+++ PROVIDED DATA

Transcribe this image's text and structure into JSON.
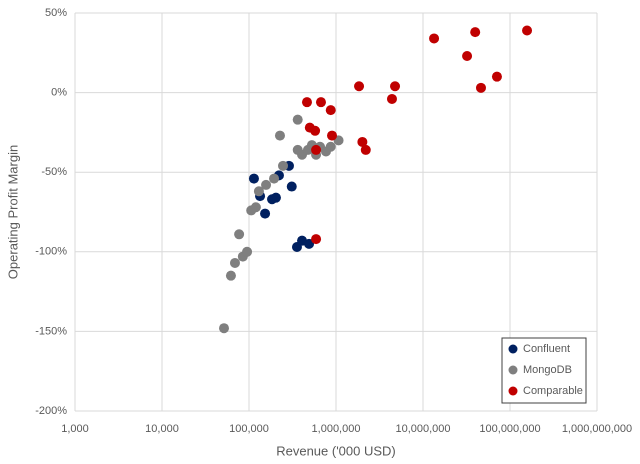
{
  "chart_data": {
    "type": "scatter",
    "x_label": "Revenue ('000 USD)",
    "y_label": "Operating Profit Margin",
    "x_log": true,
    "grid": true,
    "legend": "lower right",
    "xlim": [
      1000,
      1000000000
    ],
    "xticks": [
      {
        "value": 1000,
        "label": "1,000"
      },
      {
        "value": 10000,
        "label": "10,000"
      },
      {
        "value": 100000,
        "label": "100,000"
      },
      {
        "value": 1000000,
        "label": "1,000,000"
      },
      {
        "value": 10000000,
        "label": "10,000,000"
      },
      {
        "value": 100000000,
        "label": "100,000,000"
      },
      {
        "value": 1000000000,
        "label": "1,000,000,000"
      }
    ],
    "ylim": [
      -200,
      50
    ],
    "yticks": [
      {
        "value": 50,
        "label": "50%"
      },
      {
        "value": 0,
        "label": "0%"
      },
      {
        "value": -50,
        "label": "-50%"
      },
      {
        "value": -100,
        "label": "-100%"
      },
      {
        "value": -150,
        "label": "-150%"
      },
      {
        "value": -200,
        "label": "-200%"
      }
    ],
    "series": [
      {
        "name": "Confluent",
        "color": "#002060",
        "x": [
          114000,
          134000,
          153000,
          184000,
          204000,
          221000,
          288000,
          310000,
          356000,
          407000,
          490000
        ],
        "values": [
          -54,
          -65,
          -76,
          -67,
          -66,
          -52,
          -46,
          -59,
          -97,
          -93,
          -95
        ]
      },
      {
        "name": "MongoDB",
        "color": "#7f7f7f",
        "x": [
          51600,
          62000,
          69000,
          77000,
          85000,
          95000,
          106000,
          120000,
          130000,
          157000,
          194000,
          246000,
          227000,
          363000,
          363000,
          407000,
          476000,
          528000,
          590000,
          655000,
          767000,
          870000,
          1070000
        ],
        "values": [
          -148,
          -115,
          -107,
          -89,
          -103,
          -100,
          -74,
          -72,
          -62,
          -58,
          -54,
          -46,
          -27,
          -17,
          -36,
          -39,
          -36,
          -33,
          -39,
          -34,
          -37,
          -34,
          -30
        ]
      },
      {
        "name": "Comparable",
        "color": "#c00000",
        "x": [
          464000,
          500000,
          575000,
          590000,
          590000,
          672000,
          870000,
          900000,
          1840000,
          2010000,
          2200000,
          4400000,
          4770000,
          13400000,
          32100000,
          39800000,
          46400000,
          70800000,
          157000000
        ],
        "values": [
          -6,
          -22,
          -24,
          -36,
          -92,
          -6,
          -11,
          -27,
          4,
          -31,
          -36,
          -4,
          4,
          34,
          23,
          38,
          3,
          10,
          39
        ]
      }
    ]
  }
}
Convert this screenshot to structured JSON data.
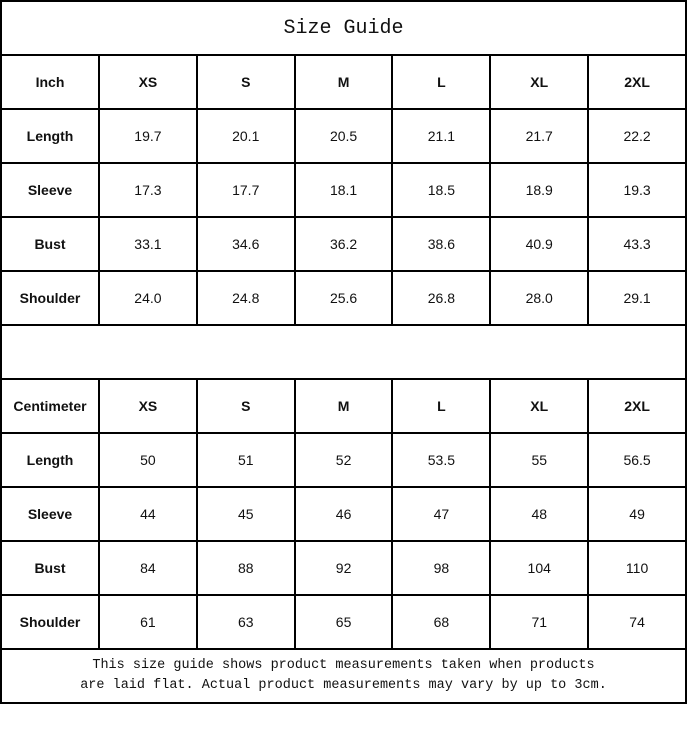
{
  "title": "Size Guide",
  "sizes": [
    "XS",
    "S",
    "M",
    "L",
    "XL",
    "2XL"
  ],
  "inch": {
    "unit_label": "Inch",
    "rows": [
      {
        "label": "Length",
        "values": [
          "19.7",
          "20.1",
          "20.5",
          "21.1",
          "21.7",
          "22.2"
        ]
      },
      {
        "label": "Sleeve",
        "values": [
          "17.3",
          "17.7",
          "18.1",
          "18.5",
          "18.9",
          "19.3"
        ]
      },
      {
        "label": "Bust",
        "values": [
          "33.1",
          "34.6",
          "36.2",
          "38.6",
          "40.9",
          "43.3"
        ]
      },
      {
        "label": "Shoulder",
        "values": [
          "24.0",
          "24.8",
          "25.6",
          "26.8",
          "28.0",
          "29.1"
        ]
      }
    ]
  },
  "centimeter": {
    "unit_label": "Centimeter",
    "rows": [
      {
        "label": "Length",
        "values": [
          "50",
          "51",
          "52",
          "53.5",
          "55",
          "56.5"
        ]
      },
      {
        "label": "Sleeve",
        "values": [
          "44",
          "45",
          "46",
          "47",
          "48",
          "49"
        ]
      },
      {
        "label": "Bust",
        "values": [
          "84",
          "88",
          "92",
          "98",
          "104",
          "110"
        ]
      },
      {
        "label": "Shoulder",
        "values": [
          "61",
          "63",
          "65",
          "68",
          "71",
          "74"
        ]
      }
    ]
  },
  "note_line1": "This size guide shows product measurements taken when products",
  "note_line2": "are laid flat. Actual product measurements may vary by up to 3cm."
}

++++++

SET PROBLEM → Write the listing out a second time exactly, dropping all images.

RESULT OF THE EXERCISE →
Transcribe this image's text and structure into JSON.
{
  "chart_data": {
    "type": "scatter",
    "x_label": "Revenue ('000 USD)",
    "y_label": "Operating Profit Margin",
    "x_log": true,
    "grid": true,
    "legend": "lower right",
    "xlim": [
      1000,
      1000000000
    ],
    "xticks": [
      {
        "value": 1000,
        "label": "1,000"
      },
      {
        "value": 10000,
        "label": "10,000"
      },
      {
        "value": 100000,
        "label": "100,000"
      },
      {
        "value": 1000000,
        "label": "1,000,000"
      },
      {
        "value": 10000000,
        "label": "10,000,000"
      },
      {
        "value": 100000000,
        "label": "100,000,000"
      },
      {
        "value": 1000000000,
        "label": "1,000,000,000"
      }
    ],
    "ylim": [
      -200,
      50
    ],
    "yticks": [
      {
        "value": 50,
        "label": "50%"
      },
      {
        "value": 0,
        "label": "0%"
      },
      {
        "value": -50,
        "label": "-50%"
      },
      {
        "value": -100,
        "label": "-100%"
      },
      {
        "value": -150,
        "label": "-150%"
      },
      {
        "value": -200,
        "label": "-200%"
      }
    ],
    "series": [
      {
        "name": "Confluent",
        "color": "#002060",
        "x": [
          114000,
          134000,
          153000,
          184000,
          204000,
          221000,
          288000,
          310000,
          356000,
          407000,
          490000
        ],
        "values": [
          -54,
          -65,
          -76,
          -67,
          -66,
          -52,
          -46,
          -59,
          -97,
          -93,
          -95
        ]
      },
      {
        "name": "MongoDB",
        "color": "#7f7f7f",
        "x": [
          51600,
          62000,
          69000,
          77000,
          85000,
          95000,
          106000,
          120000,
          130000,
          157000,
          194000,
          246000,
          227000,
          363000,
          363000,
          407000,
          476000,
          528000,
          590000,
          655000,
          767000,
          870000,
          1070000
        ],
        "values": [
          -148,
          -115,
          -107,
          -89,
          -103,
          -100,
          -74,
          -72,
          -62,
          -58,
          -54,
          -46,
          -27,
          -17,
          -36,
          -39,
          -36,
          -33,
          -39,
          -34,
          -37,
          -34,
          -30
        ]
      },
      {
        "name": "Comparable",
        "color": "#c00000",
        "x": [
          464000,
          500000,
          575000,
          590000,
          590000,
          672000,
          870000,
          900000,
          1840000,
          2010000,
          2200000,
          4400000,
          4770000,
          13400000,
          32100000,
          39800000,
          46400000,
          70800000,
          157000000
        ],
        "values": [
          -6,
          -22,
          -24,
          -36,
          -92,
          -6,
          -11,
          -27,
          4,
          -31,
          -36,
          -4,
          4,
          34,
          23,
          38,
          3,
          10,
          39
        ]
      }
    ]
  }
}
Convert this screenshot to structured JSON data.
{
  "title": "Size Guide",
  "sizes": [
    "XS",
    "S",
    "M",
    "L",
    "XL",
    "2XL"
  ],
  "inch": {
    "unit_label": "Inch",
    "rows": [
      {
        "label": "Length",
        "values": [
          "19.7",
          "20.1",
          "20.5",
          "21.1",
          "21.7",
          "22.2"
        ]
      },
      {
        "label": "Sleeve",
        "values": [
          "17.3",
          "17.7",
          "18.1",
          "18.5",
          "18.9",
          "19.3"
        ]
      },
      {
        "label": "Bust",
        "values": [
          "33.1",
          "34.6",
          "36.2",
          "38.6",
          "40.9",
          "43.3"
        ]
      },
      {
        "label": "Shoulder",
        "values": [
          "24.0",
          "24.8",
          "25.6",
          "26.8",
          "28.0",
          "29.1"
        ]
      }
    ]
  },
  "centimeter": {
    "unit_label": "Centimeter",
    "rows": [
      {
        "label": "Length",
        "values": [
          "50",
          "51",
          "52",
          "53.5",
          "55",
          "56.5"
        ]
      },
      {
        "label": "Sleeve",
        "values": [
          "44",
          "45",
          "46",
          "47",
          "48",
          "49"
        ]
      },
      {
        "label": "Bust",
        "values": [
          "84",
          "88",
          "92",
          "98",
          "104",
          "110"
        ]
      },
      {
        "label": "Shoulder",
        "values": [
          "61",
          "63",
          "65",
          "68",
          "71",
          "74"
        ]
      }
    ]
  },
  "note_line1": "This size guide shows product measurements taken when products",
  "note_line2": "are laid flat. Actual product measurements may vary by up to 3cm."
}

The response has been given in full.